* Data lines:
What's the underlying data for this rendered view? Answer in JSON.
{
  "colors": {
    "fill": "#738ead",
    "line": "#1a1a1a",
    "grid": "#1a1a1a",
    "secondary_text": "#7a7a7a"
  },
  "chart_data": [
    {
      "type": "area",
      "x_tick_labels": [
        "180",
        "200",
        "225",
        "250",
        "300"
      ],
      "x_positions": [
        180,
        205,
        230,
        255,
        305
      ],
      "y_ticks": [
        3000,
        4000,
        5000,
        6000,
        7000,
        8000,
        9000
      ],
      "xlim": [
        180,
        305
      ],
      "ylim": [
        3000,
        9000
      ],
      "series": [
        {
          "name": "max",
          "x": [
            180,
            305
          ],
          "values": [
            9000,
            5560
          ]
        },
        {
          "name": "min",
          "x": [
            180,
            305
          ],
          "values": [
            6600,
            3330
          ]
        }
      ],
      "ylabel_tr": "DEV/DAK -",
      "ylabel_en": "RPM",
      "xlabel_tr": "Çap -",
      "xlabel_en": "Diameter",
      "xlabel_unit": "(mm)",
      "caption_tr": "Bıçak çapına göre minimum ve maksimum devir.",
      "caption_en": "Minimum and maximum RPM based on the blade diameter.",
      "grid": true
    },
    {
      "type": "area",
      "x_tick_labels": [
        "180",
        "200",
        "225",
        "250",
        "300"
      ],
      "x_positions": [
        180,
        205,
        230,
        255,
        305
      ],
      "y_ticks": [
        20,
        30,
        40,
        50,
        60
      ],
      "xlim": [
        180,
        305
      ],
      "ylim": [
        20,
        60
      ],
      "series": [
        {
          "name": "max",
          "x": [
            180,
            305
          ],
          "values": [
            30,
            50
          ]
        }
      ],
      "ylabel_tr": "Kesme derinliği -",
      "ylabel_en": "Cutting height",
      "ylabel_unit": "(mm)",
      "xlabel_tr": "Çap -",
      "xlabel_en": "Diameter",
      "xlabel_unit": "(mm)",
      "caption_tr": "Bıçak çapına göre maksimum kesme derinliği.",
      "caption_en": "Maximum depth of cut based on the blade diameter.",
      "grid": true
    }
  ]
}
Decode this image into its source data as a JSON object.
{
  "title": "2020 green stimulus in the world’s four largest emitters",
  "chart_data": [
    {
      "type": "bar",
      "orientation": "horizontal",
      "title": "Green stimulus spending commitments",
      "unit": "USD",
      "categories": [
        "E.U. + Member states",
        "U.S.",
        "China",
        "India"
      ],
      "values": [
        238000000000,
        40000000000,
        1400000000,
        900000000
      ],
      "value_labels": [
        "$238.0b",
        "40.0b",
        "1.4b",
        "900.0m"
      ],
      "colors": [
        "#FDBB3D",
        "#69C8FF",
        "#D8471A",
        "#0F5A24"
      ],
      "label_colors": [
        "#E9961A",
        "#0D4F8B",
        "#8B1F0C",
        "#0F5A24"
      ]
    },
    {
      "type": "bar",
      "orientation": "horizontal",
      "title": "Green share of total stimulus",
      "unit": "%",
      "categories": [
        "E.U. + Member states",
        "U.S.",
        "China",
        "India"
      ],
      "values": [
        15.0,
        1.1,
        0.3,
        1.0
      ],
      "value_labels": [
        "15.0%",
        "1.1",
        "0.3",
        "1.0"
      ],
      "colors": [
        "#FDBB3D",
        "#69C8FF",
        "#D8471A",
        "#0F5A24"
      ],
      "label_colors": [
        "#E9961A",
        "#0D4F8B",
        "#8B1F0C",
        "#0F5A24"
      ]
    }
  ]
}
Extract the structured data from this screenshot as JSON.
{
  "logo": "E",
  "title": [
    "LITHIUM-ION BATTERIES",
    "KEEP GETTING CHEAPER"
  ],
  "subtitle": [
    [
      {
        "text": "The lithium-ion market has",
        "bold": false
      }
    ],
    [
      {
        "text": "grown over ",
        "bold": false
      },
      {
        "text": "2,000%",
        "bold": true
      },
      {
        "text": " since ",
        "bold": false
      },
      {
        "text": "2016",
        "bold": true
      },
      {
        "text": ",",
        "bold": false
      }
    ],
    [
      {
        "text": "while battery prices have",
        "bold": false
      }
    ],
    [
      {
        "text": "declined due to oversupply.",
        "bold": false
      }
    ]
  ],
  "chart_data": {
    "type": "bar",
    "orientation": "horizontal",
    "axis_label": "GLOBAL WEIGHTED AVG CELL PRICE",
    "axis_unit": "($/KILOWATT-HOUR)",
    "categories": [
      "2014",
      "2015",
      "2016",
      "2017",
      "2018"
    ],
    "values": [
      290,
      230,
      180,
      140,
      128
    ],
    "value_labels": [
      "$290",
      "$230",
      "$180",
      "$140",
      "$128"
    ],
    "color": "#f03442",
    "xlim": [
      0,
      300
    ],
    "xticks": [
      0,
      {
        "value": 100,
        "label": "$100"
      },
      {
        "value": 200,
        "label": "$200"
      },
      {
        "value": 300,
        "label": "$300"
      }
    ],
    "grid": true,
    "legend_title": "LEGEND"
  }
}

* Aim of the task:
State only the number of lines in these entries that contain "göre".

* Exercise answer:
2